Print the data exactly, leaving nothing out.

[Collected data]
════

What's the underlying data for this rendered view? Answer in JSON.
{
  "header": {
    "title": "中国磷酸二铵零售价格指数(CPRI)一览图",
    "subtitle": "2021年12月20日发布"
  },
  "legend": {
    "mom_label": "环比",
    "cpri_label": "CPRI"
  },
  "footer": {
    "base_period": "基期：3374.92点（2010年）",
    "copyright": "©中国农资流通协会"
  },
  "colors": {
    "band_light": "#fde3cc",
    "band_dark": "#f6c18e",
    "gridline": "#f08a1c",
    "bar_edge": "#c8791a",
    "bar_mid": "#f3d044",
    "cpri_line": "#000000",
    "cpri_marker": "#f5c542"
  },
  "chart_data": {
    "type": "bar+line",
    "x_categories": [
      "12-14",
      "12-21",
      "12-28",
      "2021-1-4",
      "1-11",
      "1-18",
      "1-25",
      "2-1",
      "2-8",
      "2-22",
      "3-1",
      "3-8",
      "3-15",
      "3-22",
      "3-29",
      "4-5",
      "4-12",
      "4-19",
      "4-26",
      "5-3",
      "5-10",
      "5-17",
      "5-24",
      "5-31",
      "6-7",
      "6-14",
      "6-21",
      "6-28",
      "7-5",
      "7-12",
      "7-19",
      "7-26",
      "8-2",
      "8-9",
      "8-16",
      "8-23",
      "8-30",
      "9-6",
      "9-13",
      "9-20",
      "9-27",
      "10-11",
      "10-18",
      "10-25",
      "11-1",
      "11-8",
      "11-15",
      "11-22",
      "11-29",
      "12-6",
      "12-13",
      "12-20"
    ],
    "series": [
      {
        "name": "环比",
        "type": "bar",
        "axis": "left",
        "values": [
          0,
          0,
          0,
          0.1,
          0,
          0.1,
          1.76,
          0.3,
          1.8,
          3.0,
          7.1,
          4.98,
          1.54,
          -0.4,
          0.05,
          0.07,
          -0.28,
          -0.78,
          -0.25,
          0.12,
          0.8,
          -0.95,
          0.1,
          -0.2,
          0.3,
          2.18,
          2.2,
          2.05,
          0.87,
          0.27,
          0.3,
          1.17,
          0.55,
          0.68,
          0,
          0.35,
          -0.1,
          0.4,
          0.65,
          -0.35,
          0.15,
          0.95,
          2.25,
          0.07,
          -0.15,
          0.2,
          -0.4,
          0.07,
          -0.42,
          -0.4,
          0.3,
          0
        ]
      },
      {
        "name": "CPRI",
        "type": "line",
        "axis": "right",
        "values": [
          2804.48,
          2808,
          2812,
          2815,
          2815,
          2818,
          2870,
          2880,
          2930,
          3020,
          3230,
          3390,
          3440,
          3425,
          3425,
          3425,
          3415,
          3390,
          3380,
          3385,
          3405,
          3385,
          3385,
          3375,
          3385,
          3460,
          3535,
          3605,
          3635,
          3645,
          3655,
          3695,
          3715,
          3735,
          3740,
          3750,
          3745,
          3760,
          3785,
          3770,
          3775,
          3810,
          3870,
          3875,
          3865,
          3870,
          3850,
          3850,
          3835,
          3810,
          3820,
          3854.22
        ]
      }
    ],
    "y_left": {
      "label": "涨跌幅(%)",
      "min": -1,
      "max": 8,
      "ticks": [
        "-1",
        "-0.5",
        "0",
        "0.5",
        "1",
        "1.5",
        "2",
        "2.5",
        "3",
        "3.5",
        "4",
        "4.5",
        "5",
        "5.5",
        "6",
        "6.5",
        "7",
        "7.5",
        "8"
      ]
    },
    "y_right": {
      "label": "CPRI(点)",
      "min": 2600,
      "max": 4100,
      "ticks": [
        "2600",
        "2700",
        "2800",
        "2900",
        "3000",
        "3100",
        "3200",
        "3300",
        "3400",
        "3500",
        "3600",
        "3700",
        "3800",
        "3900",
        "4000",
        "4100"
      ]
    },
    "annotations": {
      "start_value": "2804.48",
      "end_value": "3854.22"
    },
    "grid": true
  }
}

════

Worked answer -
What's the underlying data for this rendered view? Answer in JSON.
{
  "header": {
    "title": "中国磷酸二铵零售价格指数(CPRI)一览图",
    "subtitle": "2021年12月20日发布"
  },
  "legend": {
    "mom_label": "环比",
    "cpri_label": "CPRI"
  },
  "footer": {
    "base_period": "基期：3374.92点（2010年）",
    "copyright": "©中国农资流通协会"
  },
  "colors": {
    "band_light": "#fde3cc",
    "band_dark": "#f6c18e",
    "gridline": "#f08a1c",
    "bar_edge": "#c8791a",
    "bar_mid": "#f3d044",
    "cpri_line": "#000000",
    "cpri_marker": "#f5c542"
  },
  "chart_data": {
    "type": "bar+line",
    "x_categories": [
      "12-14",
      "12-21",
      "12-28",
      "2021-1-4",
      "1-11",
      "1-18",
      "1-25",
      "2-1",
      "2-8",
      "2-22",
      "3-1",
      "3-8",
      "3-15",
      "3-22",
      "3-29",
      "4-5",
      "4-12",
      "4-19",
      "4-26",
      "5-3",
      "5-10",
      "5-17",
      "5-24",
      "5-31",
      "6-7",
      "6-14",
      "6-21",
      "6-28",
      "7-5",
      "7-12",
      "7-19",
      "7-26",
      "8-2",
      "8-9",
      "8-16",
      "8-23",
      "8-30",
      "9-6",
      "9-13",
      "9-20",
      "9-27",
      "10-11",
      "10-18",
      "10-25",
      "11-1",
      "11-8",
      "11-15",
      "11-22",
      "11-29",
      "12-6",
      "12-13",
      "12-20"
    ],
    "series": [
      {
        "name": "环比",
        "type": "bar",
        "axis": "left",
        "values": [
          0,
          0,
          0,
          0.1,
          0,
          0.1,
          1.76,
          0.3,
          1.8,
          3.0,
          7.1,
          4.98,
          1.54,
          -0.4,
          0.05,
          0.07,
          -0.28,
          -0.78,
          -0.25,
          0.12,
          0.8,
          -0.95,
          0.1,
          -0.2,
          0.3,
          2.18,
          2.2,
          2.05,
          0.87,
          0.27,
          0.3,
          1.17,
          0.55,
          0.68,
          0,
          0.35,
          -0.1,
          0.4,
          0.65,
          -0.35,
          0.15,
          0.95,
          2.25,
          0.07,
          -0.15,
          0.2,
          -0.4,
          0.07,
          -0.42,
          -0.4,
          0.3,
          0
        ]
      },
      {
        "name": "CPRI",
        "type": "line",
        "axis": "right",
        "values": [
          2804.48,
          2808,
          2812,
          2815,
          2815,
          2818,
          2870,
          2880,
          2930,
          3020,
          3230,
          3390,
          3440,
          3425,
          3425,
          3425,
          3415,
          3390,
          3380,
          3385,
          3405,
          3385,
          3385,
          3375,
          3385,
          3460,
          3535,
          3605,
          3635,
          3645,
          3655,
          3695,
          3715,
          3735,
          3740,
          3750,
          3745,
          3760,
          3785,
          3770,
          3775,
          3810,
          3870,
          3875,
          3865,
          3870,
          3850,
          3850,
          3835,
          3810,
          3820,
          3854.22
        ]
      }
    ],
    "y_left": {
      "label": "涨跌幅(%)",
      "min": -1,
      "max": 8,
      "ticks": [
        "-1",
        "-0.5",
        "0",
        "0.5",
        "1",
        "1.5",
        "2",
        "2.5",
        "3",
        "3.5",
        "4",
        "4.5",
        "5",
        "5.5",
        "6",
        "6.5",
        "7",
        "7.5",
        "8"
      ]
    },
    "y_right": {
      "label": "CPRI(点)",
      "min": 2600,
      "max": 4100,
      "ticks": [
        "2600",
        "2700",
        "2800",
        "2900",
        "3000",
        "3100",
        "3200",
        "3300",
        "3400",
        "3500",
        "3600",
        "3700",
        "3800",
        "3900",
        "4000",
        "4100"
      ]
    },
    "annotations": {
      "start_value": "2804.48",
      "end_value": "3854.22"
    },
    "grid": true
  }
}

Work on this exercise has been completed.